──────── RAW DATA ────────

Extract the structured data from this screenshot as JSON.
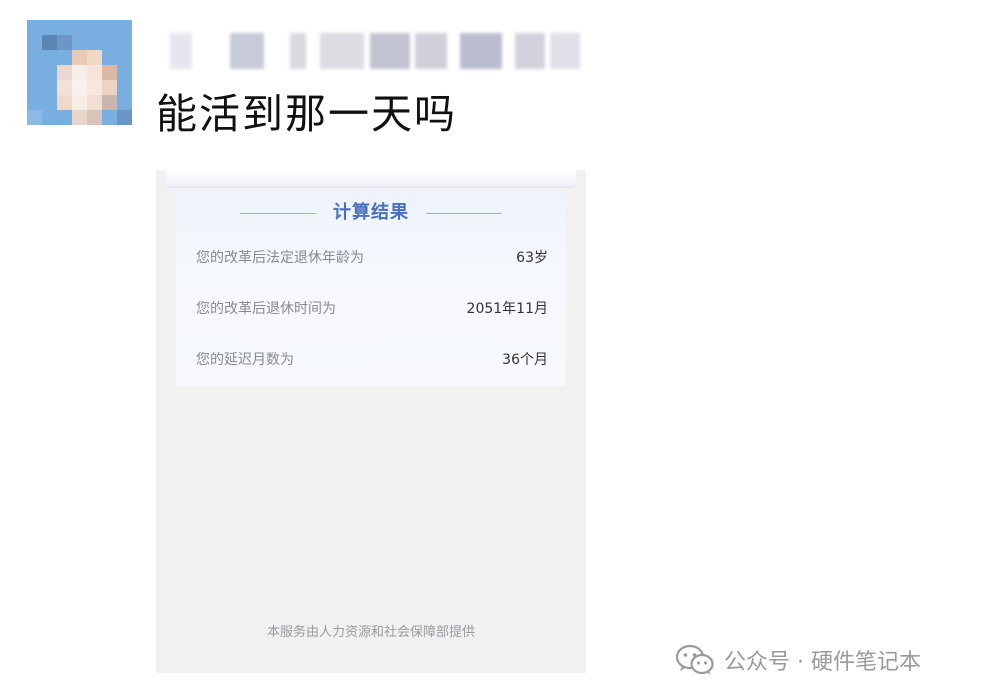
{
  "message": {
    "text": "能活到那一天吗"
  },
  "screenshot": {
    "result_title": "计算结果",
    "rows": [
      {
        "label": "您的改革后法定退休年龄为",
        "value": "63岁"
      },
      {
        "label": "您的改革后退休时间为",
        "value": "2051年11月"
      },
      {
        "label": "您的延迟月数为",
        "value": "36个月"
      }
    ],
    "footer": "本服务由人力资源和社会保障部提供"
  },
  "watermark": {
    "text": "公众号 · 硬件笔记本",
    "icon": "wechat-icon"
  },
  "colors": {
    "accent": "#4a6fc0",
    "card_bg": "#f1f1f2",
    "panel_bg": "#eef3fc"
  }
}
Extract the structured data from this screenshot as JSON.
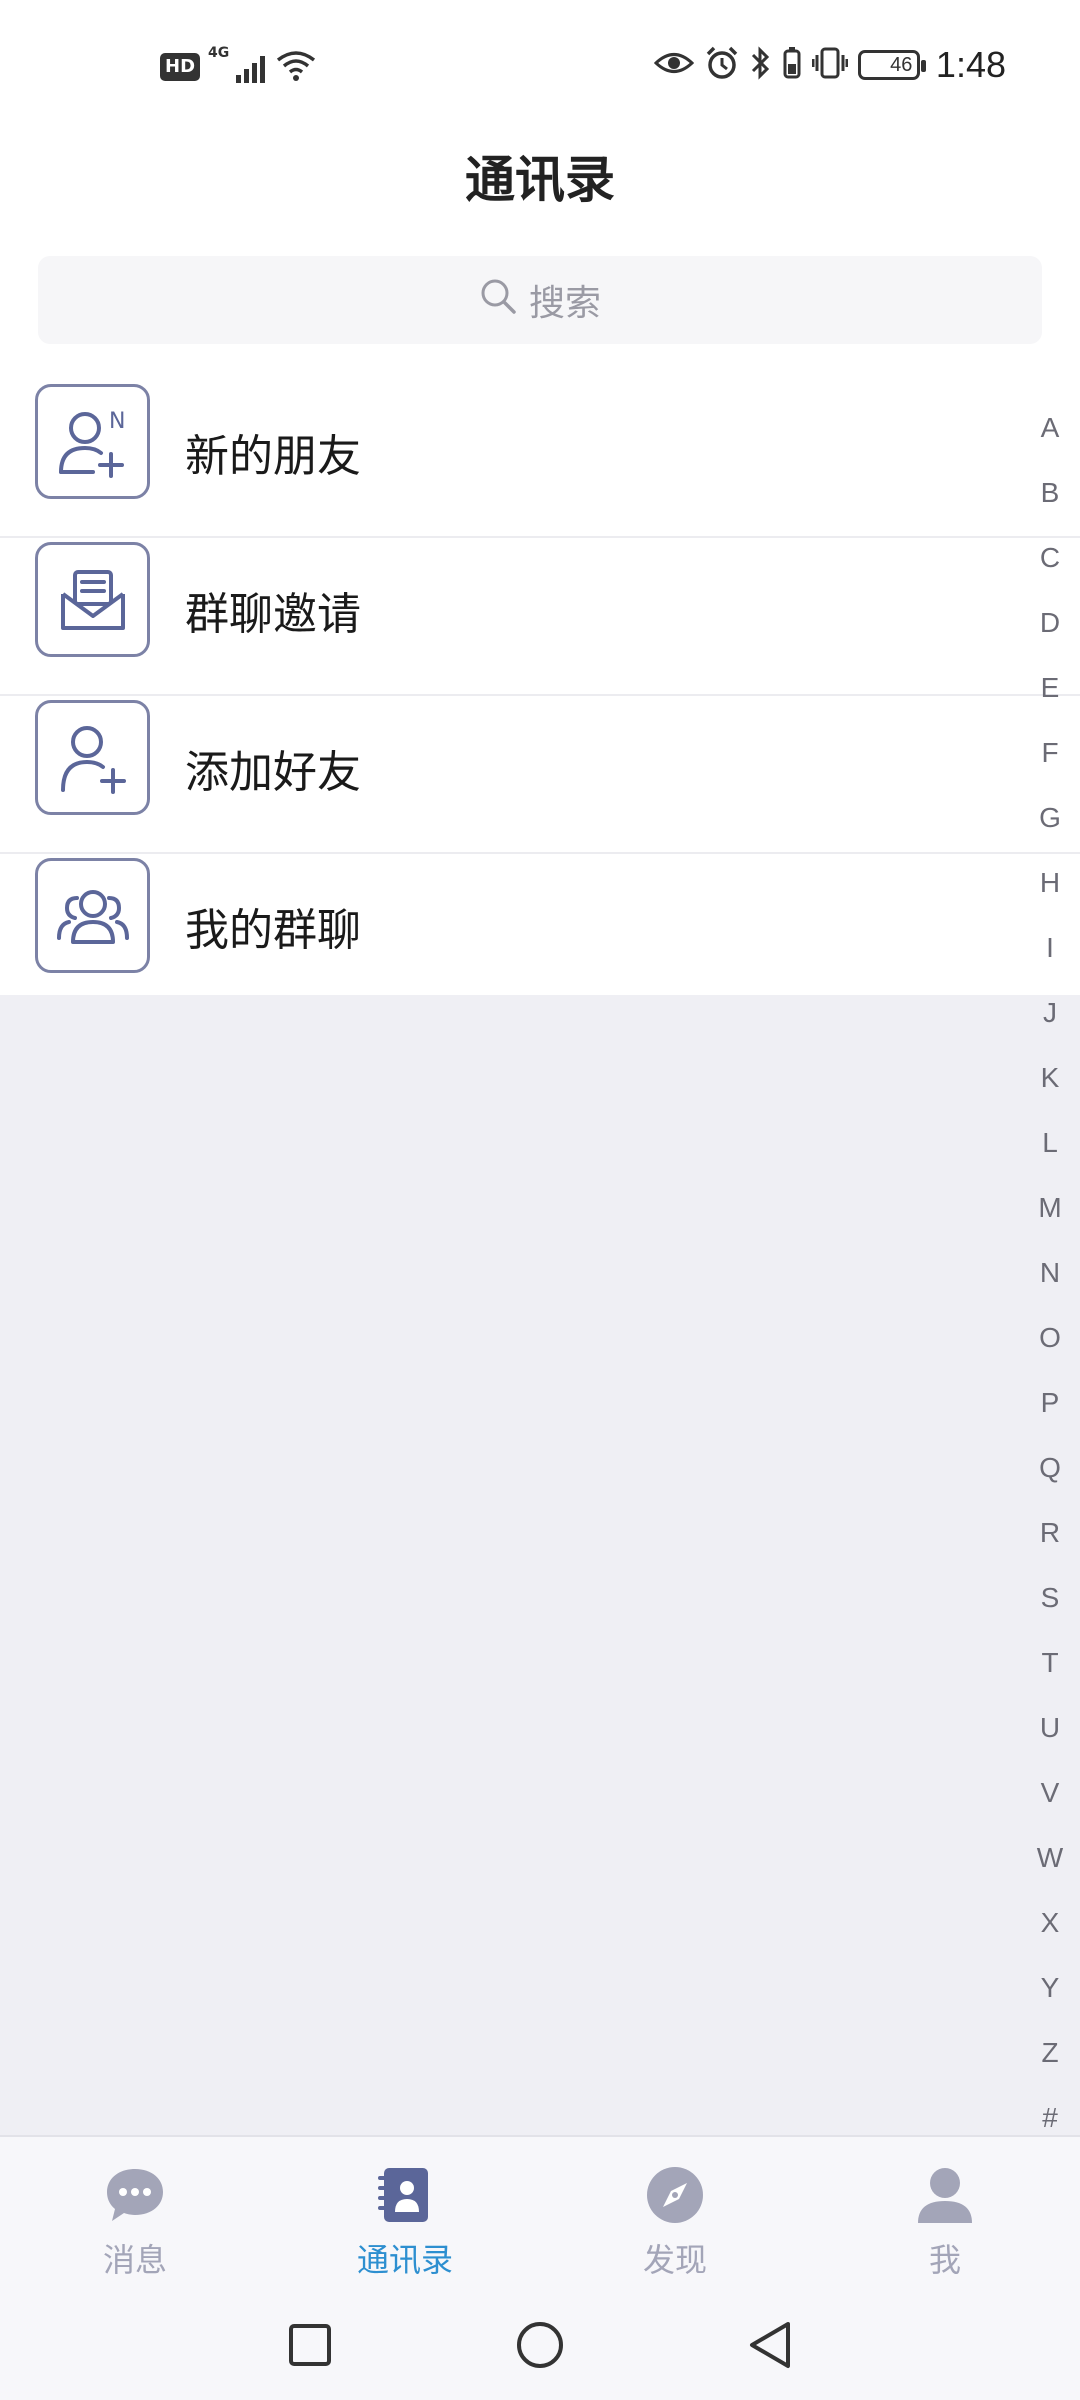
{
  "status_bar": {
    "left_badge": "HD",
    "network": "4G",
    "battery_level": "46",
    "time": "1:48"
  },
  "header": {
    "title": "通讯录"
  },
  "search": {
    "placeholder": "搜索"
  },
  "menu": {
    "items": [
      {
        "label": "新的朋友",
        "icon": "new-friend-icon"
      },
      {
        "label": "群聊邀请",
        "icon": "group-invite-icon"
      },
      {
        "label": "添加好友",
        "icon": "add-friend-icon"
      },
      {
        "label": "我的群聊",
        "icon": "my-groups-icon"
      }
    ]
  },
  "alpha_index": [
    "A",
    "B",
    "C",
    "D",
    "E",
    "F",
    "G",
    "H",
    "I",
    "J",
    "K",
    "L",
    "M",
    "N",
    "O",
    "P",
    "Q",
    "R",
    "S",
    "T",
    "U",
    "V",
    "W",
    "X",
    "Y",
    "Z",
    "#"
  ],
  "tabbar": {
    "tabs": [
      {
        "label": "消息",
        "icon": "chat-bubble-icon",
        "active": false
      },
      {
        "label": "通讯录",
        "icon": "contacts-book-icon",
        "active": true
      },
      {
        "label": "发现",
        "icon": "compass-icon",
        "active": false
      },
      {
        "label": "我",
        "icon": "person-icon",
        "active": false
      }
    ]
  },
  "colors": {
    "accent": "#2d8fd0",
    "icon_stroke": "#5b6699",
    "tab_inactive": "#a3a5b8",
    "background": "#efeff4"
  }
}
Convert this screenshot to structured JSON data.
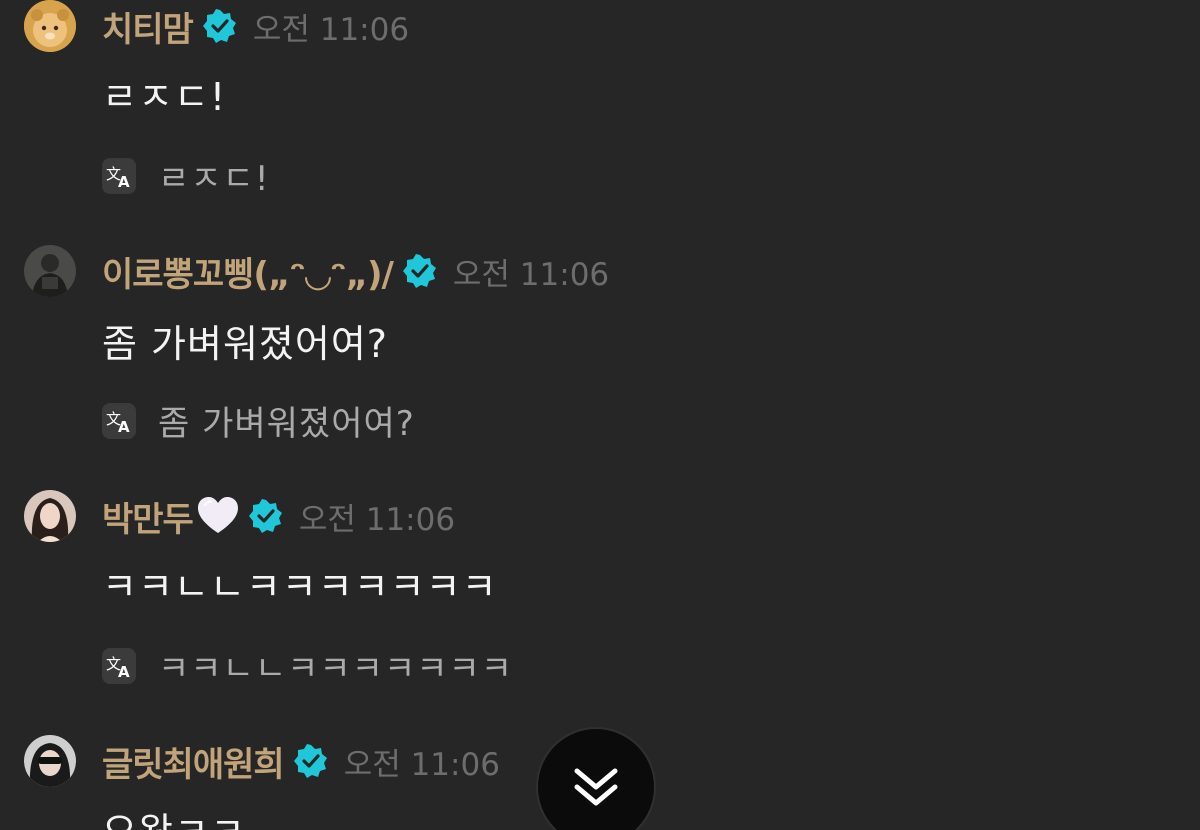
{
  "messages": [
    {
      "username": "치티맘",
      "heart": false,
      "time": "오전 11:06",
      "text": "ㄹㅈㄷ!",
      "translation": "ㄹㅈㄷ!"
    },
    {
      "username": "이로뽕꼬삥(„ᵔ◡ᵔ„)/",
      "heart": false,
      "time": "오전 11:06",
      "text": "좀 가벼워졌어여?",
      "translation": "좀 가벼워졌어여?"
    },
    {
      "username": "박만두",
      "heart": true,
      "time": "오전 11:06",
      "text": "ㅋㅋㄴㄴㅋㅋㅋㅋㅋㅋㅋ",
      "translation": "ㅋㅋㄴㄴㅋㅋㅋㅋㅋㅋㅋ"
    },
    {
      "username": "글릿최애원희",
      "heart": false,
      "time": "오전 11:06",
      "text": "으왕ㅋㅋ",
      "translation": ""
    }
  ],
  "icons": {
    "verified": "verified-badge-icon",
    "translate": "translate-icon",
    "scroll": "double-chevron-down-icon"
  },
  "colors": {
    "background": "#262626",
    "username": "#c2a47a",
    "verified": "#1fc7d9",
    "time": "#6d6d6d",
    "message": "#f3f3f3",
    "translation": "#aaaaaa"
  }
}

────────

### PROBLEM DESCRIPTION:
Output every entry word for word, but omit the pictures.

### RESULT OF THE EXERCISE:
Extract the structured data from this screenshot as JSON.
{
  "message": {
    "text": "能活到那一天吗"
  },
  "screenshot": {
    "result_title": "计算结果",
    "rows": [
      {
        "label": "您的改革后法定退休年龄为",
        "value": "63岁"
      },
      {
        "label": "您的改革后退休时间为",
        "value": "2051年11月"
      },
      {
        "label": "您的延迟月数为",
        "value": "36个月"
      }
    ],
    "footer": "本服务由人力资源和社会保障部提供"
  },
  "watermark": {
    "text": "公众号 · 硬件笔记本",
    "icon": "wechat-icon"
  },
  "colors": {
    "accent": "#4a6fc0",
    "card_bg": "#f1f1f2",
    "panel_bg": "#eef3fc"
  }
}
Extract the structured data from this screenshot as JSON.
{
  "status_bar": {
    "left_badge": "HD",
    "network": "4G",
    "battery_level": "46",
    "time": "1:48"
  },
  "header": {
    "title": "通讯录"
  },
  "search": {
    "placeholder": "搜索"
  },
  "menu": {
    "items": [
      {
        "label": "新的朋友",
        "icon": "new-friend-icon"
      },
      {
        "label": "群聊邀请",
        "icon": "group-invite-icon"
      },
      {
        "label": "添加好友",
        "icon": "add-friend-icon"
      },
      {
        "label": "我的群聊",
        "icon": "my-groups-icon"
      }
    ]
  },
  "alpha_index": [
    "A",
    "B",
    "C",
    "D",
    "E",
    "F",
    "G",
    "H",
    "I",
    "J",
    "K",
    "L",
    "M",
    "N",
    "O",
    "P",
    "Q",
    "R",
    "S",
    "T",
    "U",
    "V",
    "W",
    "X",
    "Y",
    "Z",
    "#"
  ],
  "tabbar": {
    "tabs": [
      {
        "label": "消息",
        "icon": "chat-bubble-icon",
        "active": false
      },
      {
        "label": "通讯录",
        "icon": "contacts-book-icon",
        "active": true
      },
      {
        "label": "发现",
        "icon": "compass-icon",
        "active": false
      },
      {
        "label": "我",
        "icon": "person-icon",
        "active": false
      }
    ]
  },
  "colors": {
    "accent": "#2d8fd0",
    "icon_stroke": "#5b6699",
    "tab_inactive": "#a3a5b8",
    "background": "#efeff4"
  }
}
Convert this screenshot to structured JSON data.
{
  "messages": [
    {
      "username": "치티맘",
      "heart": false,
      "time": "오전 11:06",
      "text": "ㄹㅈㄷ!",
      "translation": "ㄹㅈㄷ!"
    },
    {
      "username": "이로뽕꼬삥(„ᵔ◡ᵔ„)/",
      "heart": false,
      "time": "오전 11:06",
      "text": "좀 가벼워졌어여?",
      "translation": "좀 가벼워졌어여?"
    },
    {
      "username": "박만두",
      "heart": true,
      "time": "오전 11:06",
      "text": "ㅋㅋㄴㄴㅋㅋㅋㅋㅋㅋㅋ",
      "translation": "ㅋㅋㄴㄴㅋㅋㅋㅋㅋㅋㅋ"
    },
    {
      "username": "글릿최애원희",
      "heart": false,
      "time": "오전 11:06",
      "text": "으왕ㅋㅋ",
      "translation": ""
    }
  ],
  "icons": {
    "verified": "verified-badge-icon",
    "translate": "translate-icon",
    "scroll": "double-chevron-down-icon"
  },
  "colors": {
    "background": "#262626",
    "username": "#c2a47a",
    "verified": "#1fc7d9",
    "time": "#6d6d6d",
    "message": "#f3f3f3",
    "translation": "#aaaaaa"
  }
}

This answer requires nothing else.